(Excerpt from a dataset)

+===+

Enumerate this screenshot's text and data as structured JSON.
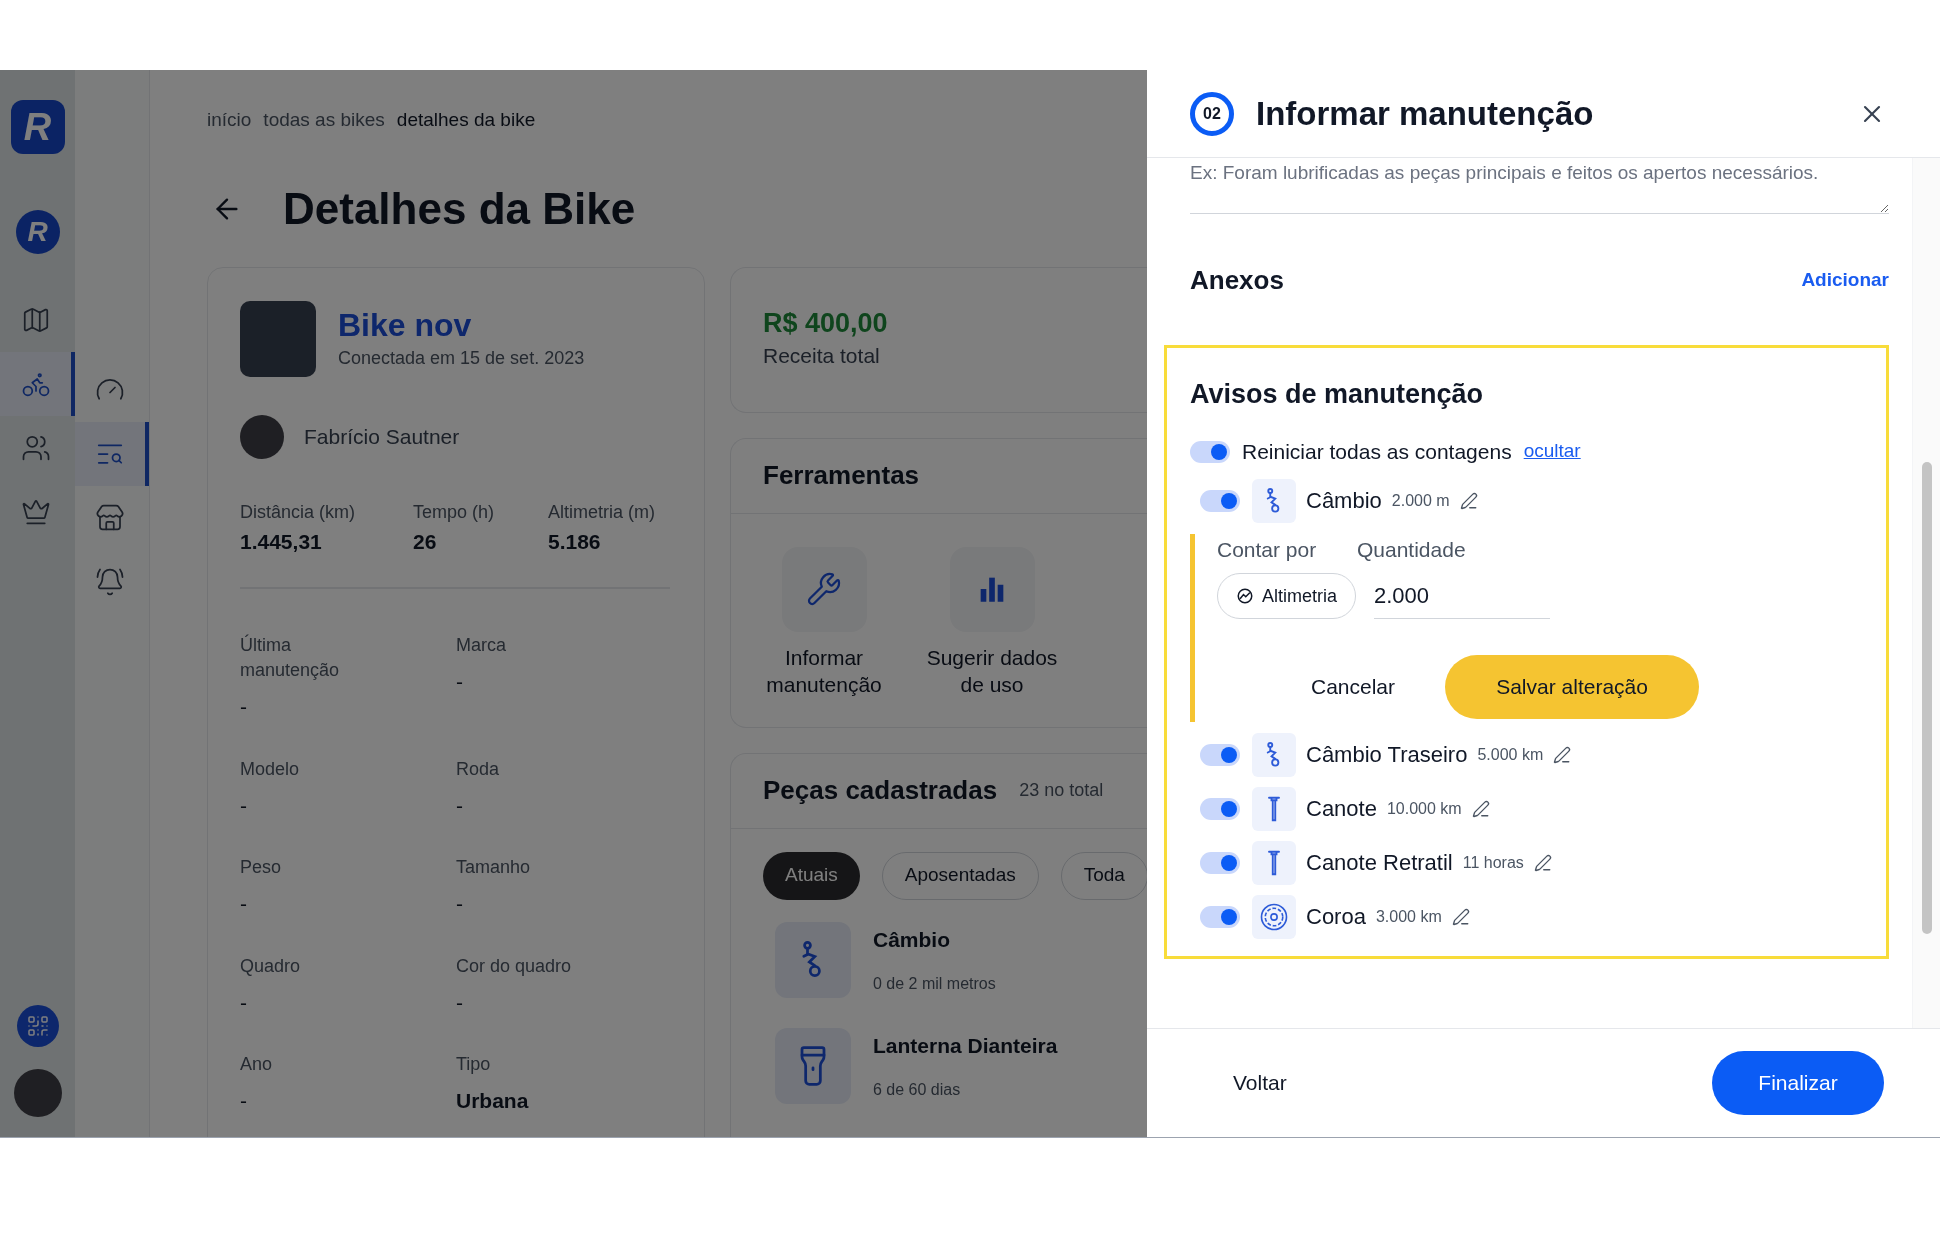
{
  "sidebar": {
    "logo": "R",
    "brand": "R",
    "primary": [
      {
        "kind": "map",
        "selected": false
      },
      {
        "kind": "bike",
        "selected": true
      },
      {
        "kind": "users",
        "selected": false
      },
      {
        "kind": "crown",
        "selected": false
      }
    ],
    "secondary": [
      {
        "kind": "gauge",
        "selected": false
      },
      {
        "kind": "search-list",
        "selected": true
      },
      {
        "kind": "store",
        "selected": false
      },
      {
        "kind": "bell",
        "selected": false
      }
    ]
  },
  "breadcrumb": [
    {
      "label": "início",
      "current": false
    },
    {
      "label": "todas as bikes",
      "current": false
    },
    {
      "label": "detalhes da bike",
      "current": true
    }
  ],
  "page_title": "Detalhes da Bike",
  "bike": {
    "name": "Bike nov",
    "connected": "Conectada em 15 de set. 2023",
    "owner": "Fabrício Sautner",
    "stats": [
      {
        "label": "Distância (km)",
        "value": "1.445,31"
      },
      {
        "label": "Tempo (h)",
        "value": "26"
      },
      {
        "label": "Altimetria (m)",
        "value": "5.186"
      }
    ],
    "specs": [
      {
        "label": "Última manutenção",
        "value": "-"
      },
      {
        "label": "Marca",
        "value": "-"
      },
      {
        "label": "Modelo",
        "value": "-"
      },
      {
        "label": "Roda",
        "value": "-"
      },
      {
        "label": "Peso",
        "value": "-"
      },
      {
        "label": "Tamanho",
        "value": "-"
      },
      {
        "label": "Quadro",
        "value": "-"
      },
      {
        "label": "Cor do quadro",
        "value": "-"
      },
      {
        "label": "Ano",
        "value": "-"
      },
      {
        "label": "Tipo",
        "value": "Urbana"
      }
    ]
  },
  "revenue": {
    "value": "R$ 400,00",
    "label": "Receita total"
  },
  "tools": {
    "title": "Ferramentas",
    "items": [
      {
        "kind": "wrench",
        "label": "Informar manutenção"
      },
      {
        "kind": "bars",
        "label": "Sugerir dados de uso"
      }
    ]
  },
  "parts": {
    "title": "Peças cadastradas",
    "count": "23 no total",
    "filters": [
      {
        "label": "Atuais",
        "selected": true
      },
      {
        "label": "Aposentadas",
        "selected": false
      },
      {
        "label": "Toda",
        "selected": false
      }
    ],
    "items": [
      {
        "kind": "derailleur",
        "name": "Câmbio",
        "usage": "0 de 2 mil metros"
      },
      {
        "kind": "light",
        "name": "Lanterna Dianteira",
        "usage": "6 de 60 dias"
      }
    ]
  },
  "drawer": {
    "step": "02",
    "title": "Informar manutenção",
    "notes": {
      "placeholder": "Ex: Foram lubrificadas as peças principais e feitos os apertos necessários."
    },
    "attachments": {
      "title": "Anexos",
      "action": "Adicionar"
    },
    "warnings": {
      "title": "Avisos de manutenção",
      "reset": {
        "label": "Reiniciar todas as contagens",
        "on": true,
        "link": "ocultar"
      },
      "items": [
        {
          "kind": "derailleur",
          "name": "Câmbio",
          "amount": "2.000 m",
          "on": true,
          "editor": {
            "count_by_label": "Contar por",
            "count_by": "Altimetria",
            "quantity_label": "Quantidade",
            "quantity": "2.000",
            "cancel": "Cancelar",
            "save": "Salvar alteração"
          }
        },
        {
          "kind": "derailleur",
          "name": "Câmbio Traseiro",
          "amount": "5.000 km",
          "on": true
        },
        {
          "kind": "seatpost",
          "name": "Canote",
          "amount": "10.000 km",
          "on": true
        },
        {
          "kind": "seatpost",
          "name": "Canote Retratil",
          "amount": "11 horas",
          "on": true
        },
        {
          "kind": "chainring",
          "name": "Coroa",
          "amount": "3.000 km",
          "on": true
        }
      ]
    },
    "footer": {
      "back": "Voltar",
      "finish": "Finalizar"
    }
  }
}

+===+

- _Work to do_
None of the pictures should appear; repeat the records exactly otherwise.

- _Full answer_
Enumerate this screenshot's text and data as structured JSON.
{
  "sidebar": {
    "logo": "R",
    "brand": "R",
    "primary": [
      {
        "kind": "map",
        "selected": false
      },
      {
        "kind": "bike",
        "selected": true
      },
      {
        "kind": "users",
        "selected": false
      },
      {
        "kind": "crown",
        "selected": false
      }
    ],
    "secondary": [
      {
        "kind": "gauge",
        "selected": false
      },
      {
        "kind": "search-list",
        "selected": true
      },
      {
        "kind": "store",
        "selected": false
      },
      {
        "kind": "bell",
        "selected": false
      }
    ]
  },
  "breadcrumb": [
    {
      "label": "início",
      "current": false
    },
    {
      "label": "todas as bikes",
      "current": false
    },
    {
      "label": "detalhes da bike",
      "current": true
    }
  ],
  "page_title": "Detalhes da Bike",
  "bike": {
    "name": "Bike nov",
    "connected": "Conectada em 15 de set. 2023",
    "owner": "Fabrício Sautner",
    "stats": [
      {
        "label": "Distância (km)",
        "value": "1.445,31"
      },
      {
        "label": "Tempo (h)",
        "value": "26"
      },
      {
        "label": "Altimetria (m)",
        "value": "5.186"
      }
    ],
    "specs": [
      {
        "label": "Última manutenção",
        "value": "-"
      },
      {
        "label": "Marca",
        "value": "-"
      },
      {
        "label": "Modelo",
        "value": "-"
      },
      {
        "label": "Roda",
        "value": "-"
      },
      {
        "label": "Peso",
        "value": "-"
      },
      {
        "label": "Tamanho",
        "value": "-"
      },
      {
        "label": "Quadro",
        "value": "-"
      },
      {
        "label": "Cor do quadro",
        "value": "-"
      },
      {
        "label": "Ano",
        "value": "-"
      },
      {
        "label": "Tipo",
        "value": "Urbana"
      }
    ]
  },
  "revenue": {
    "value": "R$ 400,00",
    "label": "Receita total"
  },
  "tools": {
    "title": "Ferramentas",
    "items": [
      {
        "kind": "wrench",
        "label": "Informar manutenção"
      },
      {
        "kind": "bars",
        "label": "Sugerir dados de uso"
      }
    ]
  },
  "parts": {
    "title": "Peças cadastradas",
    "count": "23 no total",
    "filters": [
      {
        "label": "Atuais",
        "selected": true
      },
      {
        "label": "Aposentadas",
        "selected": false
      },
      {
        "label": "Toda",
        "selected": false
      }
    ],
    "items": [
      {
        "kind": "derailleur",
        "name": "Câmbio",
        "usage": "0 de 2 mil metros"
      },
      {
        "kind": "light",
        "name": "Lanterna Dianteira",
        "usage": "6 de 60 dias"
      }
    ]
  },
  "drawer": {
    "step": "02",
    "title": "Informar manutenção",
    "notes": {
      "placeholder": "Ex: Foram lubrificadas as peças principais e feitos os apertos necessários."
    },
    "attachments": {
      "title": "Anexos",
      "action": "Adicionar"
    },
    "warnings": {
      "title": "Avisos de manutenção",
      "reset": {
        "label": "Reiniciar todas as contagens",
        "on": true,
        "link": "ocultar"
      },
      "items": [
        {
          "kind": "derailleur",
          "name": "Câmbio",
          "amount": "2.000 m",
          "on": true,
          "editor": {
            "count_by_label": "Contar por",
            "count_by": "Altimetria",
            "quantity_label": "Quantidade",
            "quantity": "2.000",
            "cancel": "Cancelar",
            "save": "Salvar alteração"
          }
        },
        {
          "kind": "derailleur",
          "name": "Câmbio Traseiro",
          "amount": "5.000 km",
          "on": true
        },
        {
          "kind": "seatpost",
          "name": "Canote",
          "amount": "10.000 km",
          "on": true
        },
        {
          "kind": "seatpost",
          "name": "Canote Retratil",
          "amount": "11 horas",
          "on": true
        },
        {
          "kind": "chainring",
          "name": "Coroa",
          "amount": "3.000 km",
          "on": true
        }
      ]
    },
    "footer": {
      "back": "Voltar",
      "finish": "Finalizar"
    }
  }
}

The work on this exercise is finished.